Required work
Pull every line containing "Turn" from the entries.

___ Stored data ___

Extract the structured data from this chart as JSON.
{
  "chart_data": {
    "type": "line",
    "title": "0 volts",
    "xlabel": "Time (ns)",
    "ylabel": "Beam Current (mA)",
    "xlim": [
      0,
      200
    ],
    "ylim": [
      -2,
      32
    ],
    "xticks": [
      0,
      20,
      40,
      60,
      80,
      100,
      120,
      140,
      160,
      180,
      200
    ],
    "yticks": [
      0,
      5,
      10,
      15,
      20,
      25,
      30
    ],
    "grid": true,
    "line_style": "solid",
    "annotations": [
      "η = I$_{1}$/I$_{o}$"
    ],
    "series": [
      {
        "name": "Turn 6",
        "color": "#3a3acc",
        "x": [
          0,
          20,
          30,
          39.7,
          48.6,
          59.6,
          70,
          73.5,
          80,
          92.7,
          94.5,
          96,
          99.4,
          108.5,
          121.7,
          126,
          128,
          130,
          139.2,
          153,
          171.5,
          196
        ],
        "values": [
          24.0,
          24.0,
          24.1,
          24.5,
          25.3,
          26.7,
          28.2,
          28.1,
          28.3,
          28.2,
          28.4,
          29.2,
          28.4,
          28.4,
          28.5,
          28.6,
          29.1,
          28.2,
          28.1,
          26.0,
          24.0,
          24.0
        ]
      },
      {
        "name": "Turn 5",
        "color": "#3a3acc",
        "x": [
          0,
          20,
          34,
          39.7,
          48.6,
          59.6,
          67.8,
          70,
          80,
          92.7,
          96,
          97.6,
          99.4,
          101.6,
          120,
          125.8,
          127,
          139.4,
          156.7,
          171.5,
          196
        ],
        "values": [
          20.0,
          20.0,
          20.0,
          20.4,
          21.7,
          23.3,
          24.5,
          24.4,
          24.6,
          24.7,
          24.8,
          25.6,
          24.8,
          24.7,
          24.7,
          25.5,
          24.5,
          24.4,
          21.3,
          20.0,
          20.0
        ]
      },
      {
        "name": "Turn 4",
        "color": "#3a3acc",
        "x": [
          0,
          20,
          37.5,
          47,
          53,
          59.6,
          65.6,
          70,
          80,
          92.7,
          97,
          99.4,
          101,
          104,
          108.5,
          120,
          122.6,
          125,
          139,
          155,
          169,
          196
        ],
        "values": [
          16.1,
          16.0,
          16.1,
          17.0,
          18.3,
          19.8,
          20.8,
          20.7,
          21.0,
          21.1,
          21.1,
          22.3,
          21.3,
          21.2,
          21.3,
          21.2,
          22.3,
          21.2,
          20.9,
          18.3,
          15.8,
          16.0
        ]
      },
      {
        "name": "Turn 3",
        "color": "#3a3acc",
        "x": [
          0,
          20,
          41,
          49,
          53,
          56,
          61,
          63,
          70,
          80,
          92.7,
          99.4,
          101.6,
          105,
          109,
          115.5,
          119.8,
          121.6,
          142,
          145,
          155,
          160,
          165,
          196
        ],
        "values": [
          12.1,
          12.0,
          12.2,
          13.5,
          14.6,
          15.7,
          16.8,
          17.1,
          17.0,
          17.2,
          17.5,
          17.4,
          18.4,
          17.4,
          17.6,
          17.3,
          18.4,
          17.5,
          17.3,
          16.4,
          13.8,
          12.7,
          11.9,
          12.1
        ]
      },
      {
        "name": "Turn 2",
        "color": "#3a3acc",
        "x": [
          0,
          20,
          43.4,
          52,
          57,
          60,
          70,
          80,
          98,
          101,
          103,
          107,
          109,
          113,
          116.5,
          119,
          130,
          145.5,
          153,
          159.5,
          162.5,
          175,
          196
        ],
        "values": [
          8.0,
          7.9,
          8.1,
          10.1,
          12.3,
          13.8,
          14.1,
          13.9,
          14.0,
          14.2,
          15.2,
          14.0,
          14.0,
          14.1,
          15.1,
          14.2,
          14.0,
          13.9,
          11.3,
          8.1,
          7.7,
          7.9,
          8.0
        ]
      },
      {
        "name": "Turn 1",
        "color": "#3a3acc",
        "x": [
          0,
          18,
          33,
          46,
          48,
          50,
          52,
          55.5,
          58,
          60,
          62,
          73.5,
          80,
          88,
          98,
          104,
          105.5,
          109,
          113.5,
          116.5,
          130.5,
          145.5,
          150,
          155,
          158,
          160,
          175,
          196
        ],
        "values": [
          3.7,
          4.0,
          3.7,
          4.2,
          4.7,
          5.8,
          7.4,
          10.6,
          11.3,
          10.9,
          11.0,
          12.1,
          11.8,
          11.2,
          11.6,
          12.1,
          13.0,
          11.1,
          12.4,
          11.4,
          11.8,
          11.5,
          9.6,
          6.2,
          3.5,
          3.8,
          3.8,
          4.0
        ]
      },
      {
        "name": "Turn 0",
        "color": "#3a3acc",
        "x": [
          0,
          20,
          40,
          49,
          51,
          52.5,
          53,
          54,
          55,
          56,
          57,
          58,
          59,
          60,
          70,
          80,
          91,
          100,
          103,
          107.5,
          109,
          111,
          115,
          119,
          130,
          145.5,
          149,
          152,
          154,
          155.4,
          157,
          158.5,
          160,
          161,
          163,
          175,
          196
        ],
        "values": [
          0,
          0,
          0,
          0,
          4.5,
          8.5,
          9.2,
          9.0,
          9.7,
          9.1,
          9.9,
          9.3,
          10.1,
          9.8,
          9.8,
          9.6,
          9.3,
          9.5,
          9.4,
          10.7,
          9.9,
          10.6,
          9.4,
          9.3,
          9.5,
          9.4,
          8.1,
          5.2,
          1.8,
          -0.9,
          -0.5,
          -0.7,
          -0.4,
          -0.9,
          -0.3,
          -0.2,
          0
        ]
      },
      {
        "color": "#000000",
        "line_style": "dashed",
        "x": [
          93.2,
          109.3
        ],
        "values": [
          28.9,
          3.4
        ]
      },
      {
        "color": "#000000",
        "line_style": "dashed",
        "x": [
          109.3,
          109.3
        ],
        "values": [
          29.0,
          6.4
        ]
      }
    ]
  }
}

___

Answer for the task
        "name": "Turn 6",
        "name": "Turn 5",
        "name": "Turn 4",
        "name": "Turn 3",
        "name": "Turn 2",
        "name": "Turn 1",
        "name": "Turn 0",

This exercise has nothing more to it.